▸ **Your objective**: Return every line below as is, leaving out the pictures.

▸ **Dataset extract**:
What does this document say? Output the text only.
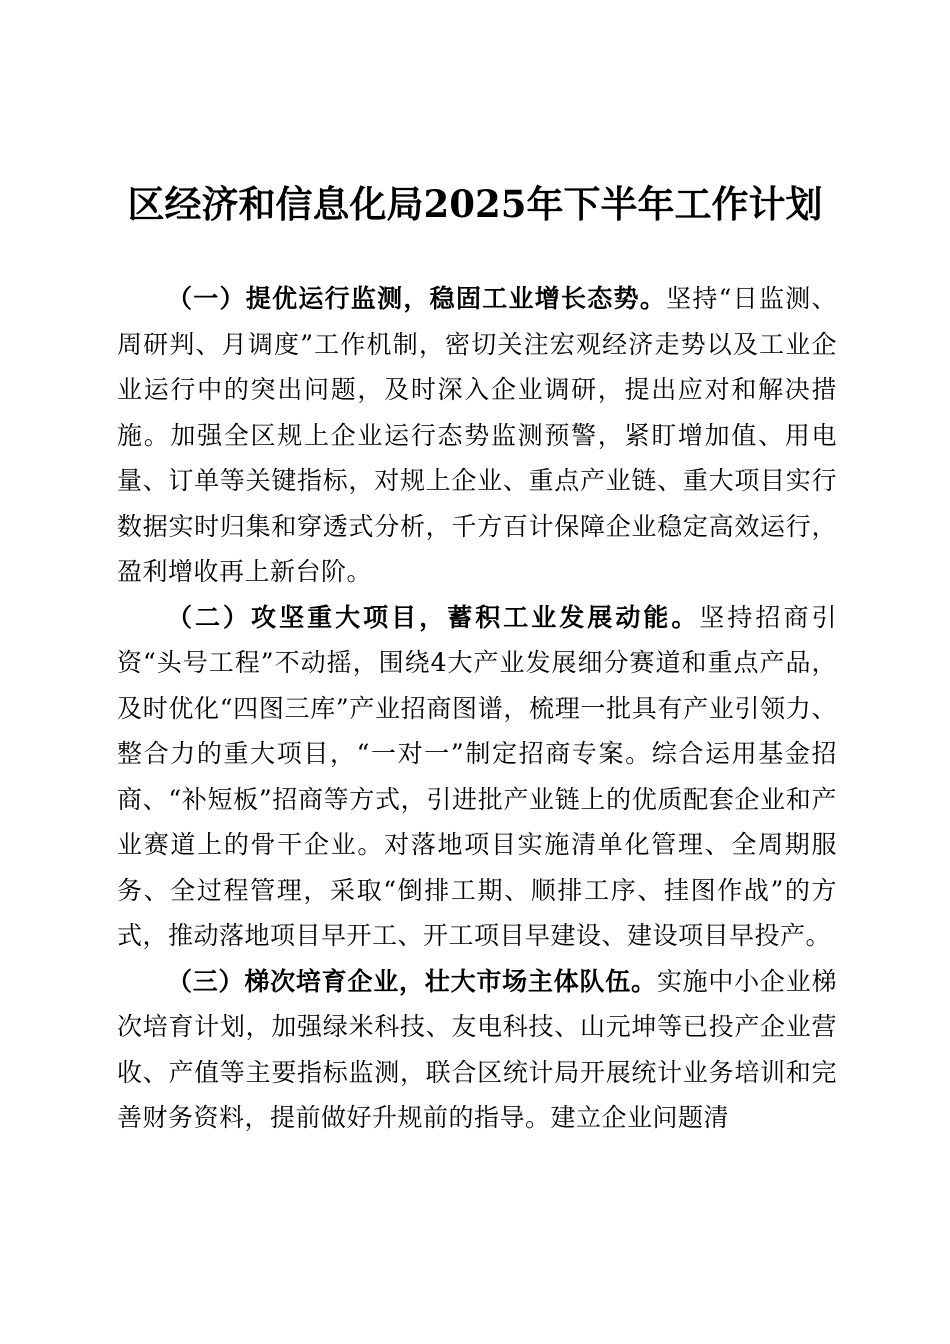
区经济和信息化局2025年下半年工作计划

（一）提优运行监测，稳固工业增长态势。坚持“日监测、周研判、月调度”工作机制，密切关注宏观经济走势以及工业企业运行中的突出问题，及时深入企业调研，提出应对和解决措施。加强全区规上企业运行态势监测预警，紧盯增加值、用电量、订单等关键指标，对规上企业、重点产业链、重大项目实行数据实时归集和穿透式分析，千方百计保障企业稳定高效运行，盈利增收再上新台阶。

（二）攻坚重大项目，蓄积工业发展动能。坚持招商引资“头号工程”不动摇，围绕4大产业发展细分赛道和重点产品，及时优化“四图三库”产业招商图谱，梳理一批具有产业引领力、整合力的重大项目，“一对一”制定招商专案。综合运用基金招商、“补短板”招商等方式，引进批产业链上的优质配套企业和产业赛道上的骨干企业。对落地项目实施清单化管理、全周期服务、全过程管理，采取“倒排工期、顺排工序、挂图作战”的方式，推动落地项目早开工、开工项目早建设、建设项目早投产。

（三）梯次培育企业，壮大市场主体队伍。实施中小企业梯次培育计划，加强绿米科技、友电科技、山元坤等已投产企业营收、产值等主要指标监测，联合区统计局开展统计业务培训和完善财务资料，提前做好升规前的指导。建立企业问题清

▸ **Solution for this exercise**:
What does this document say? Output the text only.
区经济和信息化局2025年下半年工作计划

（一）提优运行监测，稳固工业增长态势。坚持“日监测、周研判、月调度”工作机制，密切关注宏观经济走势以及工业企业运行中的突出问题，及时深入企业调研，提出应对和解决措施。加强全区规上企业运行态势监测预警，紧盯增加值、用电量、订单等关键指标，对规上企业、重点产业链、重大项目实行数据实时归集和穿透式分析，千方百计保障企业稳定高效运行，盈利增收再上新台阶。

（二）攻坚重大项目，蓄积工业发展动能。坚持招商引资“头号工程”不动摇，围绕4大产业发展细分赛道和重点产品，及时优化“四图三库”产业招商图谱，梳理一批具有产业引领力、整合力的重大项目，“一对一”制定招商专案。综合运用基金招商、“补短板”招商等方式，引进批产业链上的优质配套企业和产业赛道上的骨干企业。对落地项目实施清单化管理、全周期服务、全过程管理，采取“倒排工期、顺排工序、挂图作战”的方式，推动落地项目早开工、开工项目早建设、建设项目早投产。

（三）梯次培育企业，壮大市场主体队伍。实施中小企业梯次培育计划，加强绿米科技、友电科技、山元坤等已投产企业营收、产值等主要指标监测，联合区统计局开展统计业务培训和完善财务资料，提前做好升规前的指导。建立企业问题清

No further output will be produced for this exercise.